● **Work required**
Please write out the material below exactly as given.

[begin Data in this exercise]

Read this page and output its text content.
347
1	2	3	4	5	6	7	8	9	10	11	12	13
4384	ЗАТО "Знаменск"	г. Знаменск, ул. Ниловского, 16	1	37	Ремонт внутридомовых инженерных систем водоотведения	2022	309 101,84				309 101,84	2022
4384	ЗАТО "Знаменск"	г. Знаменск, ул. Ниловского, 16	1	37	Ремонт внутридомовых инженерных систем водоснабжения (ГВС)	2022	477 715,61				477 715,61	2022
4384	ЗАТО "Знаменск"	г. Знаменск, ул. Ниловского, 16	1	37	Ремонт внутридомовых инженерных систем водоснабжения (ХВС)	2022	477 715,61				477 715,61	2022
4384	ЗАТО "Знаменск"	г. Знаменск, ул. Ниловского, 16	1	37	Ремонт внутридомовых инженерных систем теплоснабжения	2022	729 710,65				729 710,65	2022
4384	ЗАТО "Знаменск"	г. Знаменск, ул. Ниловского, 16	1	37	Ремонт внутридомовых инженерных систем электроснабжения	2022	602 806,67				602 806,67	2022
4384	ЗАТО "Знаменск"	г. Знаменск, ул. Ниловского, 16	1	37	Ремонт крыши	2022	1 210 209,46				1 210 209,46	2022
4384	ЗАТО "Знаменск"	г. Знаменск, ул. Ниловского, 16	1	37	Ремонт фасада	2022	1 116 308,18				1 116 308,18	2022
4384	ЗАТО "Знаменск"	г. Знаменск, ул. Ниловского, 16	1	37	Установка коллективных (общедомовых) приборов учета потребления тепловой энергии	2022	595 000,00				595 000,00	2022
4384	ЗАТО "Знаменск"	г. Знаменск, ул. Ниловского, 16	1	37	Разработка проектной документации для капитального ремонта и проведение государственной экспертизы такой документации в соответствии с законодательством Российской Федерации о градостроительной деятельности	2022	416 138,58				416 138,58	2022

[end Data in this exercise]

● **Answer to the task**
Read this page and output its text content.
347
1	2	3	4	5	6	7	8	9	10	11	12	13
4384	ЗАТО "Знаменск"	г. Знаменск, ул. Ниловского, 16	1	37	Ремонт внутридомовых инженерных систем водоотведения	2022	309 101,84				309 101,84	2022
4384	ЗАТО "Знаменск"	г. Знаменск, ул. Ниловского, 16	1	37	Ремонт внутридомовых инженерных систем водоснабжения (ГВС)	2022	477 715,61				477 715,61	2022
4384	ЗАТО "Знаменск"	г. Знаменск, ул. Ниловского, 16	1	37	Ремонт внутридомовых инженерных систем водоснабжения (ХВС)	2022	477 715,61				477 715,61	2022
4384	ЗАТО "Знаменск"	г. Знаменск, ул. Ниловского, 16	1	37	Ремонт внутридомовых инженерных систем теплоснабжения	2022	729 710,65				729 710,65	2022
4384	ЗАТО "Знаменск"	г. Знаменск, ул. Ниловского, 16	1	37	Ремонт внутридомовых инженерных систем электроснабжения	2022	602 806,67				602 806,67	2022
4384	ЗАТО "Знаменск"	г. Знаменск, ул. Ниловского, 16	1	37	Ремонт крыши	2022	1 210 209,46				1 210 209,46	2022
4384	ЗАТО "Знаменск"	г. Знаменск, ул. Ниловского, 16	1	37	Ремонт фасада	2022	1 116 308,18				1 116 308,18	2022
4384	ЗАТО "Знаменск"	г. Знаменск, ул. Ниловского, 16	1	37	Установка коллективных (общедомовых) приборов учета потребления тепловой энергии	2022	595 000,00				595 000,00	2022
4384	ЗАТО "Знаменск"	г. Знаменск, ул. Ниловского, 16	1	37	Разработка проектной документации для капитального ремонта и проведение государственной экспертизы такой документации в соответствии с законодательством Российской Федерации о градостроительной деятельности	2022	416 138,58				416 138,58	2022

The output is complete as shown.